— start EXTRACTED ENTRIES —

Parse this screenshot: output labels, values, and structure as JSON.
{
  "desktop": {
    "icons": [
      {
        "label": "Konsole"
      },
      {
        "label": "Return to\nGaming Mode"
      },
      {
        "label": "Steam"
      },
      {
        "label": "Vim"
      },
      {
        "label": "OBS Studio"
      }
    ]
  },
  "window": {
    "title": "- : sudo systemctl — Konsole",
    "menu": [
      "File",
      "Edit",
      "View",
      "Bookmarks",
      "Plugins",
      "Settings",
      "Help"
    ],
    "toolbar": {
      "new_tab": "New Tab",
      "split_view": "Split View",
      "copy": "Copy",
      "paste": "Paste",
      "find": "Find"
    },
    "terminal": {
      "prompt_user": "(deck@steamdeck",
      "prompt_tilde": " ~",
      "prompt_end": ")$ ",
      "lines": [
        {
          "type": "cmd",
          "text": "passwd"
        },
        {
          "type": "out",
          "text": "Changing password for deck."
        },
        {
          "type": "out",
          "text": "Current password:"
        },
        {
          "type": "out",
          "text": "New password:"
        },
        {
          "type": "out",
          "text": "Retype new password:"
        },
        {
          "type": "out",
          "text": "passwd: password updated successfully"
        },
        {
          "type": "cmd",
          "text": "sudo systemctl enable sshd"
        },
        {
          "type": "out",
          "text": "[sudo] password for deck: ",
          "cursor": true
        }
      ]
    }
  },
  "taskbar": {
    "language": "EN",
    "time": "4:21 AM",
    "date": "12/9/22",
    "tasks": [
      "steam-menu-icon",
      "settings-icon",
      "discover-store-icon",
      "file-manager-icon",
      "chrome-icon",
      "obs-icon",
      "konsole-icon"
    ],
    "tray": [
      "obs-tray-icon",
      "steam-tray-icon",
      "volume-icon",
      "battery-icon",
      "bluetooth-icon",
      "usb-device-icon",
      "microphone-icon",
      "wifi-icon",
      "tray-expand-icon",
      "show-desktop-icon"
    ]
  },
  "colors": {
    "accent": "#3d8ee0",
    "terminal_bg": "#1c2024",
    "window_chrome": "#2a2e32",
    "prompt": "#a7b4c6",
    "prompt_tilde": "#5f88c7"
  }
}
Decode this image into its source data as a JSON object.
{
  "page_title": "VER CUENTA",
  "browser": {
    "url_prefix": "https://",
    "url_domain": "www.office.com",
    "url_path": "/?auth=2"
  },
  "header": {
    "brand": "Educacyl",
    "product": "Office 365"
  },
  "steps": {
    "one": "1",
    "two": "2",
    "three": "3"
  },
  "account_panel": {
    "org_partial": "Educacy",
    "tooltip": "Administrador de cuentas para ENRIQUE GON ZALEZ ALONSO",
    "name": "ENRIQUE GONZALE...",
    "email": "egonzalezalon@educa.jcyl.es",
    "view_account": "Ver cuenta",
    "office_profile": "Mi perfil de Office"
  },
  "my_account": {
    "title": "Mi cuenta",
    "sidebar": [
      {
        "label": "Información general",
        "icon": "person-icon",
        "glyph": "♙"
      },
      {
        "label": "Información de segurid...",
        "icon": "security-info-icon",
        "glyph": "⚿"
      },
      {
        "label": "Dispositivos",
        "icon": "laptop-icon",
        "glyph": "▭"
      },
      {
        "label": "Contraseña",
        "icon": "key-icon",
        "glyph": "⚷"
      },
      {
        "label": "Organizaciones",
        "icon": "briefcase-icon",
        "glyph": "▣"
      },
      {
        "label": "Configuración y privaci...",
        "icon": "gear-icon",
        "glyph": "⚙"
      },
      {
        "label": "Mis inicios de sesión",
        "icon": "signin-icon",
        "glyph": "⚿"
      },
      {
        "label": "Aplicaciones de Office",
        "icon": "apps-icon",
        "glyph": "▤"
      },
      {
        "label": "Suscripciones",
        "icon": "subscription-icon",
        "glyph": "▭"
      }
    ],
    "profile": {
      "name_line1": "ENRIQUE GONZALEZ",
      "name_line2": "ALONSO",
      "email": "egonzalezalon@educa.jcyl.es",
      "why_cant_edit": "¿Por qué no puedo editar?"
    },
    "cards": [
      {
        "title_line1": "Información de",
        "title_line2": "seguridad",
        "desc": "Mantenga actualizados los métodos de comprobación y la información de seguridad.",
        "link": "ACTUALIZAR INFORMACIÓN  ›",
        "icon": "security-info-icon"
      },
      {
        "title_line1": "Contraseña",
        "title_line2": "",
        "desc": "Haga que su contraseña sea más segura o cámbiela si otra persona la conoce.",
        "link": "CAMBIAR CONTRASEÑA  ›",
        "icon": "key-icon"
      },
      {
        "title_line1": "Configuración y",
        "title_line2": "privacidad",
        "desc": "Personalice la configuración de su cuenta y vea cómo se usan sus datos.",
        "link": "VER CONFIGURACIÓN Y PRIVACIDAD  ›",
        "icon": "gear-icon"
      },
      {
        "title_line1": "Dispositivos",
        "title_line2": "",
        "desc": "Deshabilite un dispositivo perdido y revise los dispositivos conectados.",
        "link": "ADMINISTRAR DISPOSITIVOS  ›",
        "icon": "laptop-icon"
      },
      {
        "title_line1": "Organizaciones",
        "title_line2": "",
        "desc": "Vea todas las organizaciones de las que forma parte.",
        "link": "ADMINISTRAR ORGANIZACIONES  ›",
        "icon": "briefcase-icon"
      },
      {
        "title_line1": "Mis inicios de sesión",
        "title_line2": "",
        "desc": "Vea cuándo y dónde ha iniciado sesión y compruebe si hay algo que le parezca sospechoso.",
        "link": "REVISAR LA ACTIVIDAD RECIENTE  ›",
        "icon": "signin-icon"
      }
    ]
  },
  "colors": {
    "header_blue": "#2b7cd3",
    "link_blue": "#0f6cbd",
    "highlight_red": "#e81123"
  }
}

— end EXTRACTED ENTRIES —

WRITTEN REQUEST — Give back the whole listing exactly as it reads.

CORRECT ANSWER —
Parse this screenshot: output labels, values, and structure as JSON.
{
  "desktop": {
    "icons": [
      {
        "label": "Konsole"
      },
      {
        "label": "Return to\nGaming Mode"
      },
      {
        "label": "Steam"
      },
      {
        "label": "Vim"
      },
      {
        "label": "OBS Studio"
      }
    ]
  },
  "window": {
    "title": "- : sudo systemctl — Konsole",
    "menu": [
      "File",
      "Edit",
      "View",
      "Bookmarks",
      "Plugins",
      "Settings",
      "Help"
    ],
    "toolbar": {
      "new_tab": "New Tab",
      "split_view": "Split View",
      "copy": "Copy",
      "paste": "Paste",
      "find": "Find"
    },
    "terminal": {
      "prompt_user": "(deck@steamdeck",
      "prompt_tilde": " ~",
      "prompt_end": ")$ ",
      "lines": [
        {
          "type": "cmd",
          "text": "passwd"
        },
        {
          "type": "out",
          "text": "Changing password for deck."
        },
        {
          "type": "out",
          "text": "Current password:"
        },
        {
          "type": "out",
          "text": "New password:"
        },
        {
          "type": "out",
          "text": "Retype new password:"
        },
        {
          "type": "out",
          "text": "passwd: password updated successfully"
        },
        {
          "type": "cmd",
          "text": "sudo systemctl enable sshd"
        },
        {
          "type": "out",
          "text": "[sudo] password for deck: ",
          "cursor": true
        }
      ]
    }
  },
  "taskbar": {
    "language": "EN",
    "time": "4:21 AM",
    "date": "12/9/22",
    "tasks": [
      "steam-menu-icon",
      "settings-icon",
      "discover-store-icon",
      "file-manager-icon",
      "chrome-icon",
      "obs-icon",
      "konsole-icon"
    ],
    "tray": [
      "obs-tray-icon",
      "steam-tray-icon",
      "volume-icon",
      "battery-icon",
      "bluetooth-icon",
      "usb-device-icon",
      "microphone-icon",
      "wifi-icon",
      "tray-expand-icon",
      "show-desktop-icon"
    ]
  },
  "colors": {
    "accent": "#3d8ee0",
    "terminal_bg": "#1c2024",
    "window_chrome": "#2a2e32",
    "prompt": "#a7b4c6",
    "prompt_tilde": "#5f88c7"
  }
}
Decode this image into its source data as a JSON object.
{
  "page_title": "VER CUENTA",
  "browser": {
    "url_prefix": "https://",
    "url_domain": "www.office.com",
    "url_path": "/?auth=2"
  },
  "header": {
    "brand": "Educacyl",
    "product": "Office 365"
  },
  "steps": {
    "one": "1",
    "two": "2",
    "three": "3"
  },
  "account_panel": {
    "org_partial": "Educacy",
    "tooltip": "Administrador de cuentas para ENRIQUE GON ZALEZ ALONSO",
    "name": "ENRIQUE GONZALE...",
    "email": "egonzalezalon@educa.jcyl.es",
    "view_account": "Ver cuenta",
    "office_profile": "Mi perfil de Office"
  },
  "my_account": {
    "title": "Mi cuenta",
    "sidebar": [
      {
        "label": "Información general",
        "icon": "person-icon",
        "glyph": "♙"
      },
      {
        "label": "Información de segurid...",
        "icon": "security-info-icon",
        "glyph": "⚿"
      },
      {
        "label": "Dispositivos",
        "icon": "laptop-icon",
        "glyph": "▭"
      },
      {
        "label": "Contraseña",
        "icon": "key-icon",
        "glyph": "⚷"
      },
      {
        "label": "Organizaciones",
        "icon": "briefcase-icon",
        "glyph": "▣"
      },
      {
        "label": "Configuración y privaci...",
        "icon": "gear-icon",
        "glyph": "⚙"
      },
      {
        "label": "Mis inicios de sesión",
        "icon": "signin-icon",
        "glyph": "⚿"
      },
      {
        "label": "Aplicaciones de Office",
        "icon": "apps-icon",
        "glyph": "▤"
      },
      {
        "label": "Suscripciones",
        "icon": "subscription-icon",
        "glyph": "▭"
      }
    ],
    "profile": {
      "name_line1": "ENRIQUE GONZALEZ",
      "name_line2": "ALONSO",
      "email": "egonzalezalon@educa.jcyl.es",
      "why_cant_edit": "¿Por qué no puedo editar?"
    },
    "cards": [
      {
        "title_line1": "Información de",
        "title_line2": "seguridad",
        "desc": "Mantenga actualizados los métodos de comprobación y la información de seguridad.",
        "link": "ACTUALIZAR INFORMACIÓN  ›",
        "icon": "security-info-icon"
      },
      {
        "title_line1": "Contraseña",
        "title_line2": "",
        "desc": "Haga que su contraseña sea más segura o cámbiela si otra persona la conoce.",
        "link": "CAMBIAR CONTRASEÑA  ›",
        "icon": "key-icon"
      },
      {
        "title_line1": "Configuración y",
        "title_line2": "privacidad",
        "desc": "Personalice la configuración de su cuenta y vea cómo se usan sus datos.",
        "link": "VER CONFIGURACIÓN Y PRIVACIDAD  ›",
        "icon": "gear-icon"
      },
      {
        "title_line1": "Dispositivos",
        "title_line2": "",
        "desc": "Deshabilite un dispositivo perdido y revise los dispositivos conectados.",
        "link": "ADMINISTRAR DISPOSITIVOS  ›",
        "icon": "laptop-icon"
      },
      {
        "title_line1": "Organizaciones",
        "title_line2": "",
        "desc": "Vea todas las organizaciones de las que forma parte.",
        "link": "ADMINISTRAR ORGANIZACIONES  ›",
        "icon": "briefcase-icon"
      },
      {
        "title_line1": "Mis inicios de sesión",
        "title_line2": "",
        "desc": "Vea cuándo y dónde ha iniciado sesión y compruebe si hay algo que le parezca sospechoso.",
        "link": "REVISAR LA ACTIVIDAD RECIENTE  ›",
        "icon": "signin-icon"
      }
    ]
  },
  "colors": {
    "header_blue": "#2b7cd3",
    "link_blue": "#0f6cbd",
    "highlight_red": "#e81123"
  }
}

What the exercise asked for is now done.